Exercise directions:
Put every line of the records below into a JSON list of strings, with one string per line and blank lines omitted.

----- Supplied information -----

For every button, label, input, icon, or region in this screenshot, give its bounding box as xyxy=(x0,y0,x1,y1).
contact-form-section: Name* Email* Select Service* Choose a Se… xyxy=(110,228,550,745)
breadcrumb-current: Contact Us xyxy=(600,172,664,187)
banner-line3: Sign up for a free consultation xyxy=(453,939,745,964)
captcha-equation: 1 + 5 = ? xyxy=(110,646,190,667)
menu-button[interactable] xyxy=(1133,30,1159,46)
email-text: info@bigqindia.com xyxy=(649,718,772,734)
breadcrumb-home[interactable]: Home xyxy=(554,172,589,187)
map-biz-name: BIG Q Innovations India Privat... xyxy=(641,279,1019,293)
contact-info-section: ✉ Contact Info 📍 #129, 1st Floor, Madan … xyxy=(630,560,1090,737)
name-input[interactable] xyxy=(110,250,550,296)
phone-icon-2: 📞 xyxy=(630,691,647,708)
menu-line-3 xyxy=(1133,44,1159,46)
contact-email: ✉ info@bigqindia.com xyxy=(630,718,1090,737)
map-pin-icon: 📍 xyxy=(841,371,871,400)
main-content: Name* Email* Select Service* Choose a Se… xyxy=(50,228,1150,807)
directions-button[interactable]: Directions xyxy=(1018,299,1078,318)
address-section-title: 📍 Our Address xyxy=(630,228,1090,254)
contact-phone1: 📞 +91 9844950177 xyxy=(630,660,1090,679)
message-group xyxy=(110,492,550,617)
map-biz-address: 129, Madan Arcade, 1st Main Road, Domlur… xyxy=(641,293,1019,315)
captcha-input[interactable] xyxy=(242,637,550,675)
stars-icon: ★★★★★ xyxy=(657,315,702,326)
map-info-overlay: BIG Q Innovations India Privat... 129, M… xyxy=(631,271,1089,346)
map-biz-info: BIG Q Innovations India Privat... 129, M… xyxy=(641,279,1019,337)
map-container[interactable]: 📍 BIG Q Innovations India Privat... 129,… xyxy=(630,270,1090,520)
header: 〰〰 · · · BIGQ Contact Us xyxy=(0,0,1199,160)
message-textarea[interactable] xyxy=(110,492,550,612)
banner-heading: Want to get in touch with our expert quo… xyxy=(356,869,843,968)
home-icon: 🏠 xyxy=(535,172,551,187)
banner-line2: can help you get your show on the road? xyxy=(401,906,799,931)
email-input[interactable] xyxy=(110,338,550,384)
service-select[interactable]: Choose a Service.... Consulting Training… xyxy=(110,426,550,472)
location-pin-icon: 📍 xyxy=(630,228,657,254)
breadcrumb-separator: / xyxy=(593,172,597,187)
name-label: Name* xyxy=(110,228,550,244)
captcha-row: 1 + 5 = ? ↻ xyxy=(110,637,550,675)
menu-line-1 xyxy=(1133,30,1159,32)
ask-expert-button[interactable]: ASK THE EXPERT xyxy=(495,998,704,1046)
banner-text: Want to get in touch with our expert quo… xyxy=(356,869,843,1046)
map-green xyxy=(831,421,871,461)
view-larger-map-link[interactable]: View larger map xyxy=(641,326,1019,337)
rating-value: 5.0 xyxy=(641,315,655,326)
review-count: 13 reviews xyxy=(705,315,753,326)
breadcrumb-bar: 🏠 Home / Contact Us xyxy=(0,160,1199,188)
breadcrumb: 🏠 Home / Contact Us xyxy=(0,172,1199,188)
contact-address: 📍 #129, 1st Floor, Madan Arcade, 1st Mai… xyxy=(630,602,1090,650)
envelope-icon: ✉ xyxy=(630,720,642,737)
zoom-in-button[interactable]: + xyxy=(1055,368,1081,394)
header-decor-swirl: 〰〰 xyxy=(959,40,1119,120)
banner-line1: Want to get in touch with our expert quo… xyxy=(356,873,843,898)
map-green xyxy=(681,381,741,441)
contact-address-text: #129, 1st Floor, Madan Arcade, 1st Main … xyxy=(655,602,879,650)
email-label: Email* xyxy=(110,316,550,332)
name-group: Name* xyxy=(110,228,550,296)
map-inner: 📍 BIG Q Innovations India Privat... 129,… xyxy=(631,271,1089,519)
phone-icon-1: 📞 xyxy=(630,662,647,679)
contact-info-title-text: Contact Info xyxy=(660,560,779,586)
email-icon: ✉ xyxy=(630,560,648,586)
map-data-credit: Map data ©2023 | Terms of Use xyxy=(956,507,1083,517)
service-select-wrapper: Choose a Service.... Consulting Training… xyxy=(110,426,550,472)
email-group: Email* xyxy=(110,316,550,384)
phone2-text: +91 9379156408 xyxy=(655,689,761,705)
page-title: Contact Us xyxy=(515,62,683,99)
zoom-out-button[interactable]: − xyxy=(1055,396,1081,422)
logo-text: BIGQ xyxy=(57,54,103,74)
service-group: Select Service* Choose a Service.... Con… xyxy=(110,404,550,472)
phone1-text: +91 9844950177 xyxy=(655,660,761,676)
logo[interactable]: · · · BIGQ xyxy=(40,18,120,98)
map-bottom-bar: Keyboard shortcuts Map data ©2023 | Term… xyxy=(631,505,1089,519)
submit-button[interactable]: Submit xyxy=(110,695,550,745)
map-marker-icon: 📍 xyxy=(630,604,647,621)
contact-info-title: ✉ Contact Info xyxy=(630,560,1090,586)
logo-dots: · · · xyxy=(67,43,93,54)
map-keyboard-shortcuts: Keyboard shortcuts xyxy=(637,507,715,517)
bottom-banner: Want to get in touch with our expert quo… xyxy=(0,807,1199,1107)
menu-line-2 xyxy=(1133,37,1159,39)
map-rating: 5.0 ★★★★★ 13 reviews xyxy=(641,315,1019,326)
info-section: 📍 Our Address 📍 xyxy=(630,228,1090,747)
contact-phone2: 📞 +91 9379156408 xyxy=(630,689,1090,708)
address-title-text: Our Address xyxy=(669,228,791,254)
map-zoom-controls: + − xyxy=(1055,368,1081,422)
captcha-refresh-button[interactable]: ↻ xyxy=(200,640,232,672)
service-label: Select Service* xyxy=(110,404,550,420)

-----

Result for this task:
[
  "For every button, label, input, icon, or region in this screenshot, give its bounding box as xyxy=(x0,y0,x1,y1).",
  "contact-form-section: Name* Email* Select Service* Choose a Se… xyxy=(110,228,550,745)",
  "breadcrumb-current: Contact Us xyxy=(600,172,664,187)",
  "banner-line3: Sign up for a free consultation xyxy=(453,939,745,964)",
  "captcha-equation: 1 + 5 = ? xyxy=(110,646,190,667)",
  "menu-button[interactable] xyxy=(1133,30,1159,46)",
  "email-text: info@bigqindia.com xyxy=(649,718,772,734)",
  "breadcrumb-home[interactable]: Home xyxy=(554,172,589,187)",
  "map-biz-name: BIG Q Innovations India Privat... xyxy=(641,279,1019,293)",
  "contact-info-section: ✉ Contact Info 📍 #129, 1st Floor, Madan … xyxy=(630,560,1090,737)",
  "name-input[interactable] xyxy=(110,250,550,296)",
  "phone-icon-2: 📞 xyxy=(630,691,647,708)",
  "menu-line-3 xyxy=(1133,44,1159,46)",
  "contact-email: ✉ info@bigqindia.com xyxy=(630,718,1090,737)",
  "map-pin-icon: 📍 xyxy=(841,371,871,400)",
  "main-content: Name* Email* Select Service* Choose a Se… xyxy=(50,228,1150,807)",
  "directions-button[interactable]: Directions xyxy=(1018,299,1078,318)",
  "address-section-title: 📍 Our Address xyxy=(630,228,1090,254)",
  "contact-phone1: 📞 +91 9844950177 xyxy=(630,660,1090,679)",
  "message-group xyxy=(110,492,550,617)",
  "map-biz-address: 129, Madan Arcade, 1st Main Road, Domlur… xyxy=(641,293,1019,315)",
  "captcha-input[interactable] xyxy=(242,637,550,675)",
  "stars-icon: ★★★★★ xyxy=(657,315,702,326)",
  "map-info-overlay: BIG Q Innovations India Privat... 129, M… xyxy=(631,271,1089,346)",
  "map-biz-info: BIG Q Innovations India Privat... 129, M… xyxy=(641,279,1019,337)",
  "map-container[interactable]: 📍 BIG Q Innovations India Privat... 129,… xyxy=(630,270,1090,520)",
  "header: 〰〰 · · · BIGQ Contact Us xyxy=(0,0,1199,160)",
  "message-textarea[interactable] xyxy=(110,492,550,612)",
  "banner-heading: Want to get in touch with our expert quo… xyxy=(356,869,843,968)",
  "home-icon: 🏠 xyxy=(535,172,551,187)",
  "banner-line2: can help you get your show on the road? xyxy=(401,906,799,931)",
  "email-input[interactable] xyxy=(110,338,550,384)",
  "service-select[interactable]: Choose a Service.... Consulting Training… xyxy=(110,426,550,472)",
  "location-pin-icon: 📍 xyxy=(630,228,657,254)",
  "breadcrumb-separator: / xyxy=(593,172,597,187)",
  "name-label: Name* xyxy=(110,228,550,244)",
  "captcha-row: 1 + 5 = ? ↻ xyxy=(110,637,550,675)",
  "menu-line-1 xyxy=(1133,30,1159,32)",
  "ask-expert-button[interactable]: ASK THE EXPERT xyxy=(495,998,704,1046)",
  "banner-text: Want to get in touch with our expert quo… xyxy=(356,869,843,1046)",
  "map-green xyxy=(831,421,871,461)",
  "view-larger-map-link[interactable]: View larger map xyxy=(641,326,1019,337)",
  "rating-value: 5.0 xyxy=(641,315,655,326)",
  "review-count: 13 reviews xyxy=(705,315,753,326)",
  "breadcrumb-bar: 🏠 Home / Contact Us xyxy=(0,160,1199,188)",
  "breadcrumb: 🏠 Home / Contact Us xyxy=(0,172,1199,188)",
  "contact-address: 📍 #129, 1st Floor, Madan Arcade, 1st Mai… xyxy=(630,602,1090,650)",
  "envelope-icon: ✉ xyxy=(630,720,642,737)",
  "zoom-in-button[interactable]: + xyxy=(1055,368,1081,394)",
  "header-decor-swirl: 〰〰 xyxy=(959,40,1119,120)",
  "banner-line1: Want to get in touch with our expert quo… xyxy=(356,873,843,898)",
  "map-green xyxy=(681,381,741,441)",
  "contact-address-text: #129, 1st Floor, Madan Arcade, 1st Main … xyxy=(655,602,879,650)",
  "email-label: Email* xyxy=(110,316,550,332)",
  "name-group: Name* xyxy=(110,228,550,296)",
  "map-inner: 📍 BIG Q Innovations India Privat... 129,… xyxy=(631,271,1089,519)",
  "phone-icon-1: 📞 xyxy=(630,662,647,679)",
  "contact-info-title-text: Contact Info xyxy=(660,560,779,586)",
  "email-icon: ✉ xyxy=(630,560,648,586)",
  "map-data-credit: Map data ©2023 | Terms of Use xyxy=(956,507,1083,517)",
  "service-select-wrapper: Choose a Service.... Consulting Training… xyxy=(110,426,550,472)",
  "email-group: Email* xyxy=(110,316,550,384)",
  "phone2-text: +91 9379156408 xyxy=(655,689,761,705)",
  "page-title: Contact Us xyxy=(515,62,683,99)",
  "zoom-out-button[interactable]: − xyxy=(1055,396,1081,422)",
  "logo-text: BIGQ xyxy=(57,54,103,74)",
  "service-group: Select Service* Choose a Service.... Con… xyxy=(110,404,550,472)",
  "phone1-text: +91 9844950177 xyxy=(655,660,761,676)",
  "logo[interactable]: · · · BIGQ xyxy=(40,18,120,98)",
  "map-bottom-bar: Keyboard shortcuts Map data ©2023 | Term… xyxy=(631,505,1089,519)",
  "submit-button[interactable]: Submit xyxy=(110,695,550,745)",
  "map-marker-icon: 📍 xyxy=(630,604,647,621)",
  "contact-info-title: ✉ Contact Info xyxy=(630,560,1090,586)",
  "logo-dots: · · · xyxy=(67,43,93,54)",
  "map-keyboard-shortcuts: Keyboard shortcuts xyxy=(637,507,715,517)",
  "bottom-banner: Want to get in touch with our expert quo… xyxy=(0,807,1199,1107)",
  "menu-line-2 xyxy=(1133,37,1159,39)",
  "map-rating: 5.0 ★★★★★ 13 reviews xyxy=(641,315,1019,326)",
  "info-section: 📍 Our Address 📍 xyxy=(630,228,1090,747)",
  "contact-phone2: 📞 +91 9379156408 xyxy=(630,689,1090,708)",
  "address-title-text: Our Address xyxy=(669,228,791,254)",
  "map-zoom-controls: + − xyxy=(1055,368,1081,422)",
  "captcha-refresh-button[interactable]: ↻ xyxy=(200,640,232,672)",
  "service-label: Select Service* xyxy=(110,404,550,420)"
]